• **What to do**
Please pull out every line of the records below that contains the string "arrow".

• **Data provided**
————
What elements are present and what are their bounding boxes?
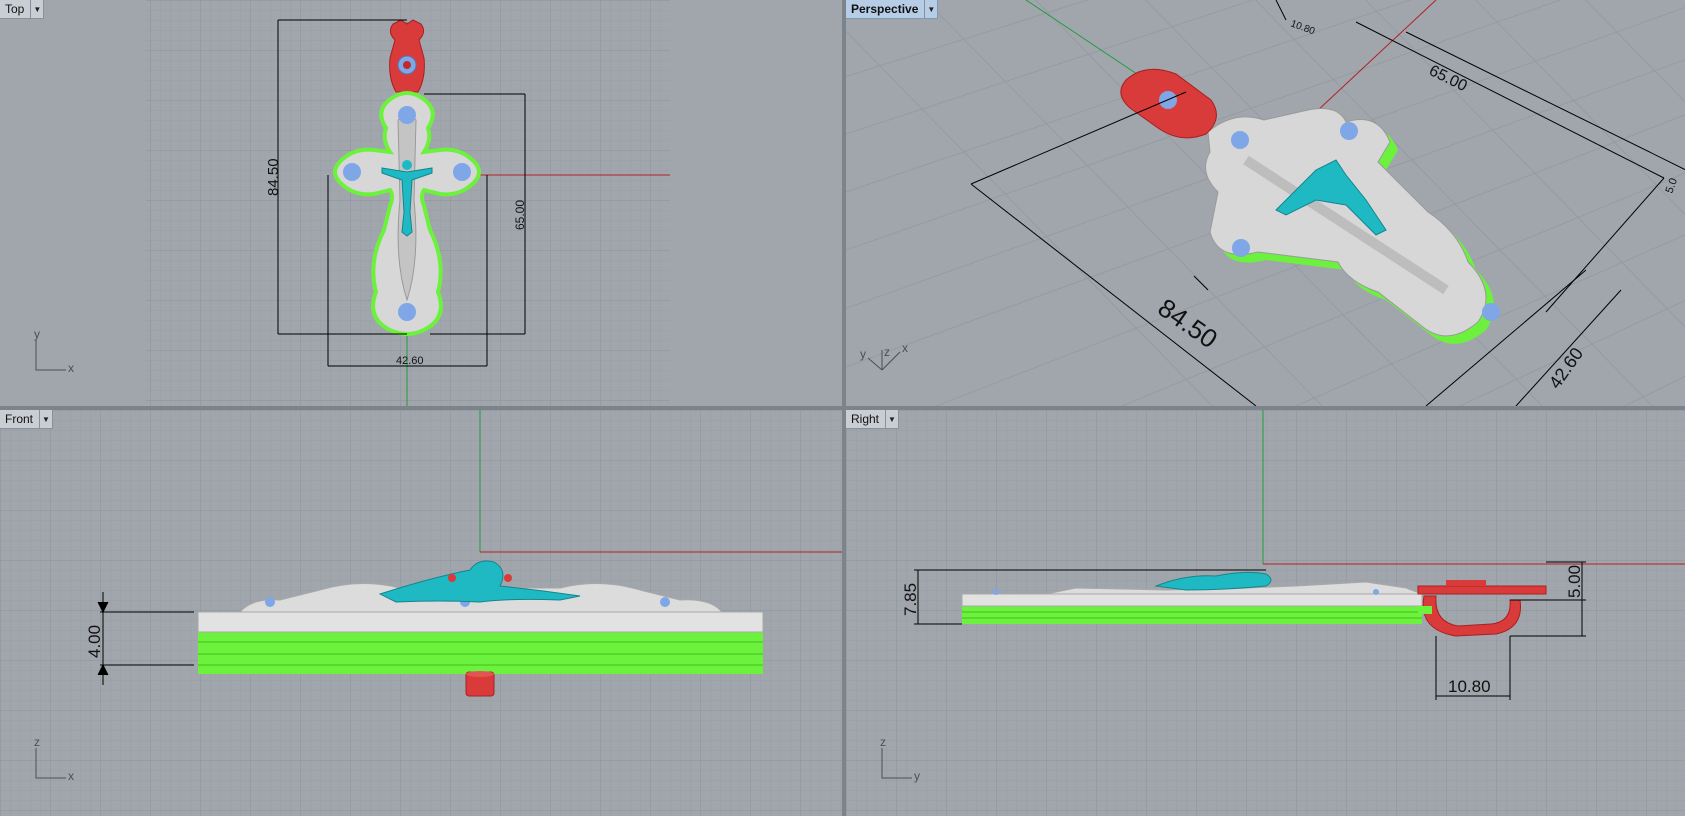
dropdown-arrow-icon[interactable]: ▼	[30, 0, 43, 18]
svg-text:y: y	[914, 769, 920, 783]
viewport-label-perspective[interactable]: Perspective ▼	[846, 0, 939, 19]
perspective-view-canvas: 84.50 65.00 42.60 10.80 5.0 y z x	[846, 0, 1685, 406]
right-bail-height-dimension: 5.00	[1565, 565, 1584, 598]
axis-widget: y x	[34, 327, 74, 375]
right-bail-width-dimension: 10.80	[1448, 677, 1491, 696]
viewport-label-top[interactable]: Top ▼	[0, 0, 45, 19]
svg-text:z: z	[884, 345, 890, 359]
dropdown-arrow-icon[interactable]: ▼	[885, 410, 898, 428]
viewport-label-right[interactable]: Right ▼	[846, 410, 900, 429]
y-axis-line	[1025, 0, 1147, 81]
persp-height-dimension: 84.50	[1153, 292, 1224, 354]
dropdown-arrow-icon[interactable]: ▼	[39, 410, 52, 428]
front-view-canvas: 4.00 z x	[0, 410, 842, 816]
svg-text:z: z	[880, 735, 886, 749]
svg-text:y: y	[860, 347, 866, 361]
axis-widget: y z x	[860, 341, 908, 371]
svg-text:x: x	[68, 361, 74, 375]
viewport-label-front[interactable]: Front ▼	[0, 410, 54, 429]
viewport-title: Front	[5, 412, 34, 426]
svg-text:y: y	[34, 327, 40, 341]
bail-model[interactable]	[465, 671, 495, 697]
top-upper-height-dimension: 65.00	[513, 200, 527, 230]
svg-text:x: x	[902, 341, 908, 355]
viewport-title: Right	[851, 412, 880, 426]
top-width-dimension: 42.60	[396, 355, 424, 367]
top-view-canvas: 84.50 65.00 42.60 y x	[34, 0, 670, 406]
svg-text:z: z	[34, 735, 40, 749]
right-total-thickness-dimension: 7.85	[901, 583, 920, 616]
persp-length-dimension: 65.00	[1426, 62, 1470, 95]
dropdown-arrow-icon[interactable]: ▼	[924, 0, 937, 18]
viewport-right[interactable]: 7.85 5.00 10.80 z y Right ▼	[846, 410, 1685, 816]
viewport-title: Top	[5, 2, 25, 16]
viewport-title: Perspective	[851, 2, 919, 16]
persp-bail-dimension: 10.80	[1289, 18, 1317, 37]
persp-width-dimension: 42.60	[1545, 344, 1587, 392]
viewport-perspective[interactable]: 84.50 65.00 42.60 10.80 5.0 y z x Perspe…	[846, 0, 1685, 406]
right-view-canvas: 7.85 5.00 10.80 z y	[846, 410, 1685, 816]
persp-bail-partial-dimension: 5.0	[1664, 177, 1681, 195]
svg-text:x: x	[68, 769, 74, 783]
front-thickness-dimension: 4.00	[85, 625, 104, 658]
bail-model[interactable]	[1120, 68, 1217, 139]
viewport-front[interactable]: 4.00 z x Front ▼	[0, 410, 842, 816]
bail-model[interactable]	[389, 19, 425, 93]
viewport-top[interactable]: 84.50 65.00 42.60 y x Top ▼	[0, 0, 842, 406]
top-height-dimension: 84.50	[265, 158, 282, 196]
————
• **Correct answer**
dropdown-arrow-icon[interactable]: ▼	[30, 0, 43, 18]
dropdown-arrow-icon[interactable]: ▼	[885, 410, 898, 428]
dropdown-arrow-icon[interactable]: ▼	[39, 410, 52, 428]
dropdown-arrow-icon[interactable]: ▼	[924, 0, 937, 18]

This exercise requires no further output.